EXERCISE BRIEF = Print the material below line for line with no changes, and omit the picture.

= = = = = = =

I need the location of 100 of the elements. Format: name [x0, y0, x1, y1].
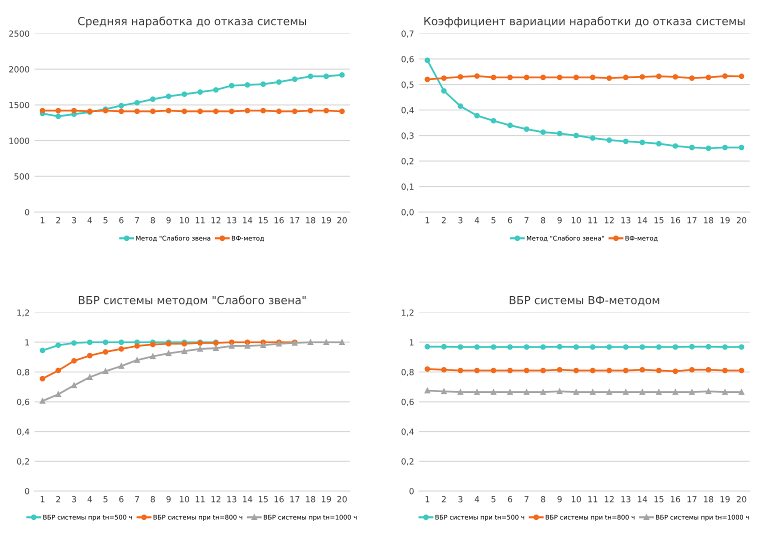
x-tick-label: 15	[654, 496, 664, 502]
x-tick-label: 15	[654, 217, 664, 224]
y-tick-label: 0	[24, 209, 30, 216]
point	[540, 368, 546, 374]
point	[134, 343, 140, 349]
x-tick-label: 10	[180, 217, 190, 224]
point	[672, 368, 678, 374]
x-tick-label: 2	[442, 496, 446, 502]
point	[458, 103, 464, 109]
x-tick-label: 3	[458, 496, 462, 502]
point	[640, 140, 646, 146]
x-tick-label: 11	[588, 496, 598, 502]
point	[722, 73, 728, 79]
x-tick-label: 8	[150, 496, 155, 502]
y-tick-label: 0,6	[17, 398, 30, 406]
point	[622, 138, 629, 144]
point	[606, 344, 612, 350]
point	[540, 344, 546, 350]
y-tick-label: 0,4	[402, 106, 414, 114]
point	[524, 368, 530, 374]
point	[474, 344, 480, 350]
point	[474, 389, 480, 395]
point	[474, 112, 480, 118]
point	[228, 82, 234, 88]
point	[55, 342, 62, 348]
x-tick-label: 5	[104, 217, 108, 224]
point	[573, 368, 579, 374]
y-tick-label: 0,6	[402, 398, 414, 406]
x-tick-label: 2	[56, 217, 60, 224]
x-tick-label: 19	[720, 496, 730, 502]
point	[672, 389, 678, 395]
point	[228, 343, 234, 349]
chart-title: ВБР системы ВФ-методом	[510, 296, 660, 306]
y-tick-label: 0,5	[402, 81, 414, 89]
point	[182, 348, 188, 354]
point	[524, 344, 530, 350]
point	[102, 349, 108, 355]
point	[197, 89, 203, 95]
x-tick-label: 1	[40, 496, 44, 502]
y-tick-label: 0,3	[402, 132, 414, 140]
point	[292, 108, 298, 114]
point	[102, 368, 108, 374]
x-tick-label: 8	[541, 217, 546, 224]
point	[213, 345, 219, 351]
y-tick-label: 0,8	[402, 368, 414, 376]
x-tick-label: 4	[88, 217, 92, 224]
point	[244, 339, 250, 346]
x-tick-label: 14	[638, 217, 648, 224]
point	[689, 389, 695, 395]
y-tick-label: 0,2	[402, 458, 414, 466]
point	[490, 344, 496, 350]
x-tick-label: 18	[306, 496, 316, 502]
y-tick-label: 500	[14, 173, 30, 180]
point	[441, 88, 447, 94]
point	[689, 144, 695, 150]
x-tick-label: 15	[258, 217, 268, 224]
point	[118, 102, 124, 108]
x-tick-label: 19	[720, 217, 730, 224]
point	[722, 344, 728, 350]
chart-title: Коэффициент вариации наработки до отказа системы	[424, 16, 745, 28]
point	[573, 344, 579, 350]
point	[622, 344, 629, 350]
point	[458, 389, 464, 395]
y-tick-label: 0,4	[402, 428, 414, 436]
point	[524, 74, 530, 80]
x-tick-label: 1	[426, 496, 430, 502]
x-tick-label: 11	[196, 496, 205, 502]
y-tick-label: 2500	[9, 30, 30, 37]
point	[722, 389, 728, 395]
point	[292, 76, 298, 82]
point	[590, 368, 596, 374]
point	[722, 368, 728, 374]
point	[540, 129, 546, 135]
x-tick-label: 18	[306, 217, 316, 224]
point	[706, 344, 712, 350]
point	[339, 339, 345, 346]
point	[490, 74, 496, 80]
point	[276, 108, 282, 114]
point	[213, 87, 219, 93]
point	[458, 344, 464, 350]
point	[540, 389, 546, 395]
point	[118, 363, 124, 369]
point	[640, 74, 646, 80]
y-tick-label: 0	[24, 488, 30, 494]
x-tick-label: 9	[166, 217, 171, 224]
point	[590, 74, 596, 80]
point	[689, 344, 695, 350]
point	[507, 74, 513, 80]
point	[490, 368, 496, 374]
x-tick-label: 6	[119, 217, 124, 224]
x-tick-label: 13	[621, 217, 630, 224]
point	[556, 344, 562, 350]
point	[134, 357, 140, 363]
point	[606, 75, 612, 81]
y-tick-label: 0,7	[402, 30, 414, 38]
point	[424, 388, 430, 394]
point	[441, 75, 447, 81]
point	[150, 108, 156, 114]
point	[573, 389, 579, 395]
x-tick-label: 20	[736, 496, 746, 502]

= = = = = = =

FULL RESPONSE =
I need the location of 100 of the elements. Format: name [x0, y0, x1, y1].
x-tick-label: 15	[654, 496, 664, 502]
x-tick-label: 15	[654, 217, 664, 224]
y-tick-label: 0	[24, 209, 30, 216]
point	[540, 368, 546, 374]
point	[134, 343, 140, 349]
x-tick-label: 10	[180, 217, 190, 224]
point	[672, 368, 678, 374]
x-tick-label: 2	[442, 496, 446, 502]
point	[458, 103, 464, 109]
x-tick-label: 3	[458, 496, 462, 502]
point	[640, 140, 646, 146]
x-tick-label: 11	[588, 496, 598, 502]
point	[722, 73, 728, 79]
x-tick-label: 8	[150, 496, 155, 502]
y-tick-label: 0,6	[17, 398, 30, 406]
point	[622, 138, 629, 144]
point	[606, 344, 612, 350]
point	[540, 344, 546, 350]
y-tick-label: 0,4	[402, 106, 414, 114]
point	[524, 368, 530, 374]
point	[474, 344, 480, 350]
point	[474, 389, 480, 395]
point	[474, 112, 480, 118]
point	[228, 82, 234, 88]
point	[55, 342, 62, 348]
x-tick-label: 5	[104, 217, 108, 224]
point	[573, 368, 579, 374]
y-tick-label: 0,6	[402, 398, 414, 406]
x-tick-label: 2	[56, 217, 60, 224]
x-tick-label: 19	[720, 496, 730, 502]
point	[672, 389, 678, 395]
point	[228, 343, 234, 349]
chart-title: ВБР системы ВФ-методом	[510, 296, 660, 306]
y-tick-label: 0,5	[402, 81, 414, 89]
point	[182, 348, 188, 354]
point	[524, 344, 530, 350]
point	[102, 349, 108, 355]
point	[197, 89, 203, 95]
x-tick-label: 1	[40, 496, 44, 502]
y-tick-label: 0,3	[402, 132, 414, 140]
point	[292, 108, 298, 114]
point	[102, 368, 108, 374]
x-tick-label: 8	[541, 217, 546, 224]
point	[213, 345, 219, 351]
y-tick-label: 0,8	[402, 368, 414, 376]
x-tick-label: 4	[88, 217, 92, 224]
point	[244, 339, 250, 346]
x-tick-label: 14	[638, 217, 648, 224]
point	[689, 389, 695, 395]
y-tick-label: 0,2	[402, 458, 414, 466]
point	[490, 344, 496, 350]
x-tick-label: 18	[306, 496, 316, 502]
y-tick-label: 500	[14, 173, 30, 180]
point	[441, 88, 447, 94]
point	[689, 144, 695, 150]
x-tick-label: 15	[258, 217, 268, 224]
point	[118, 102, 124, 108]
x-tick-label: 19	[720, 217, 730, 224]
point	[722, 344, 728, 350]
chart-title: Коэффициент вариации наработки до отказа системы	[424, 16, 745, 28]
point	[573, 344, 579, 350]
point	[622, 344, 629, 350]
point	[458, 389, 464, 395]
y-tick-label: 0,4	[402, 428, 414, 436]
point	[524, 74, 530, 80]
x-tick-label: 1	[426, 496, 430, 502]
x-tick-label: 11	[196, 496, 205, 502]
y-tick-label: 2500	[9, 30, 30, 37]
point	[722, 389, 728, 395]
point	[292, 76, 298, 82]
point	[590, 368, 596, 374]
point	[722, 368, 728, 374]
point	[540, 129, 546, 135]
x-tick-label: 18	[306, 217, 316, 224]
point	[706, 344, 712, 350]
point	[339, 339, 345, 346]
point	[490, 74, 496, 80]
point	[276, 108, 282, 114]
point	[213, 87, 219, 93]
point	[458, 344, 464, 350]
point	[540, 389, 546, 395]
point	[118, 363, 124, 369]
point	[640, 74, 646, 80]
y-tick-label: 0	[24, 488, 30, 494]
x-tick-label: 9	[166, 217, 171, 224]
point	[590, 74, 596, 80]
point	[689, 344, 695, 350]
point	[507, 74, 513, 80]
point	[490, 368, 496, 374]
x-tick-label: 6	[119, 217, 124, 224]
x-tick-label: 13	[621, 217, 630, 224]
point	[556, 344, 562, 350]
point	[134, 357, 140, 363]
point	[606, 75, 612, 81]
y-tick-label: 0,7	[402, 30, 414, 38]
point	[424, 388, 430, 394]
point	[441, 75, 447, 81]
point	[150, 108, 156, 114]
point	[573, 389, 579, 395]
x-tick-label: 20	[736, 496, 746, 502]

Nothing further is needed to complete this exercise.